What you need to do:
Print the listing in its entirety and exactly, leaving out images.

* start *

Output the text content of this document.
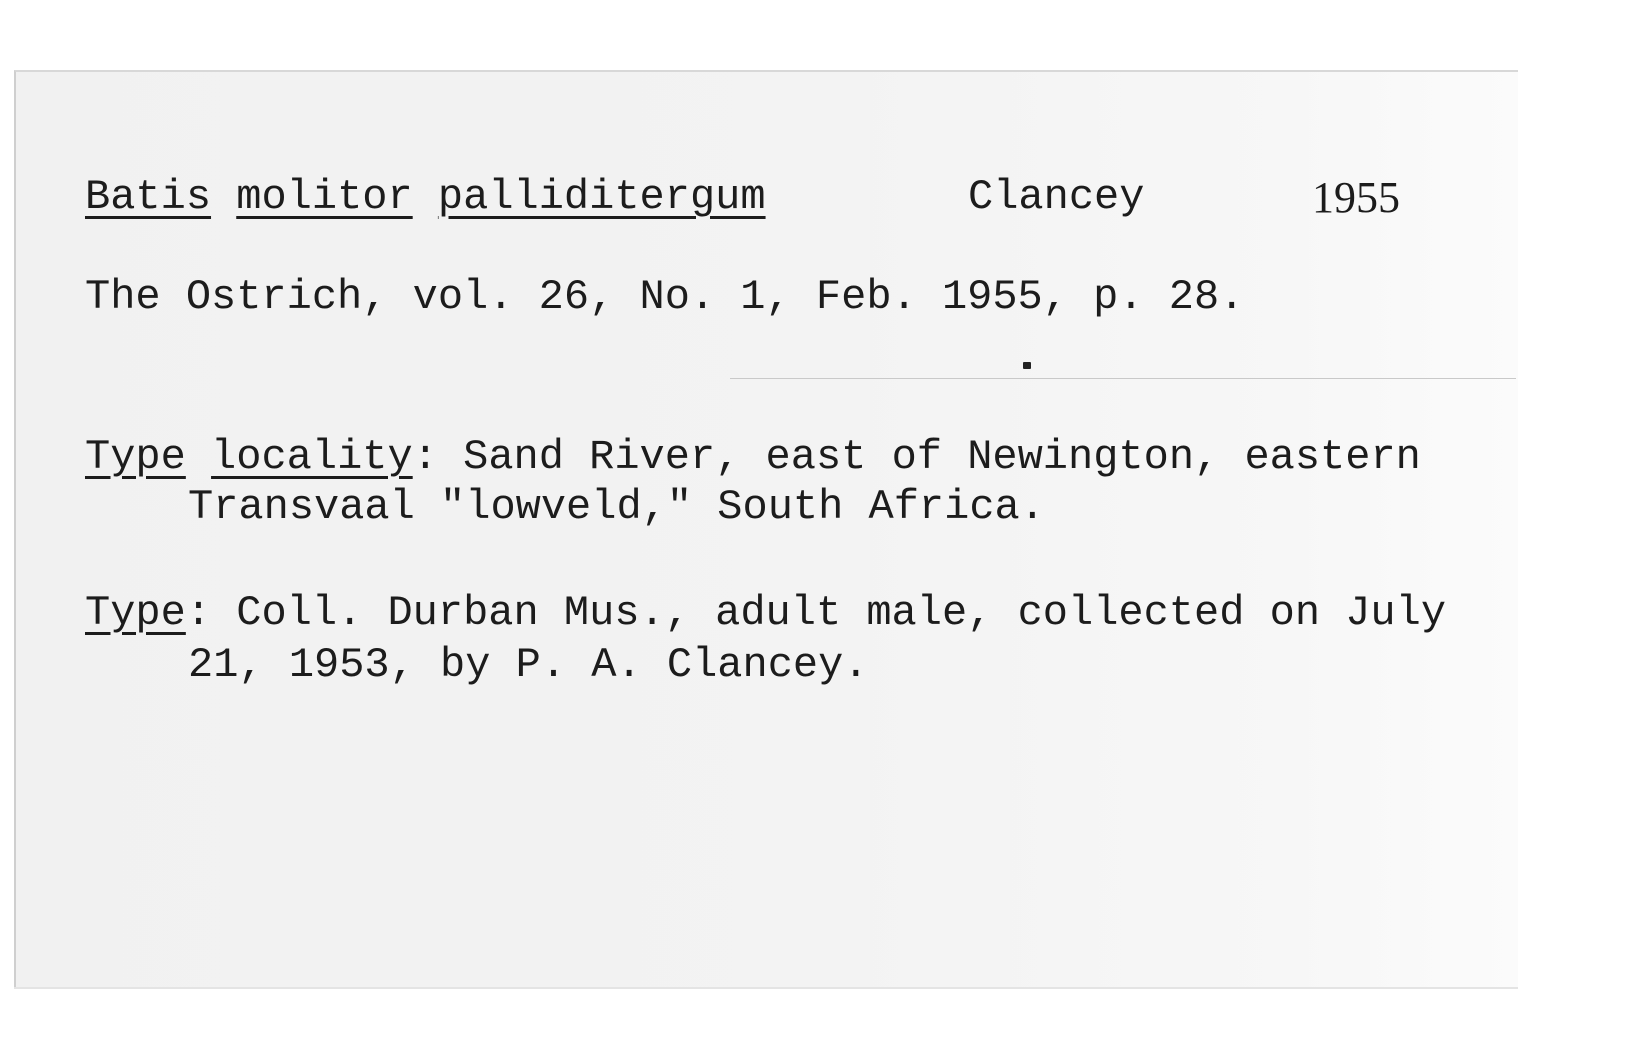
Batis molitor palliditergum	Clancey	1955
The Ostrich, vol. 26, No. 1, Feb. 1955, p. 28.
Type locality: Sand River, east of Newington, eastern
Transvaal "lowveld," South Africa.
Type: Coll. Durban Mus., adult male, collected on July
21, 1953, by P. A. Clancey.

* end *

Task output:
Output the text content of this document.
Batis molitor palliditergum	Clancey	1955
The Ostrich, vol. 26, No. 1, Feb. 1955, p. 28.
Type locality: Sand River, east of Newington, eastern
Transvaal "lowveld," South Africa.
Type: Coll. Durban Mus., adult male, collected on July
21, 1953, by P. A. Clancey.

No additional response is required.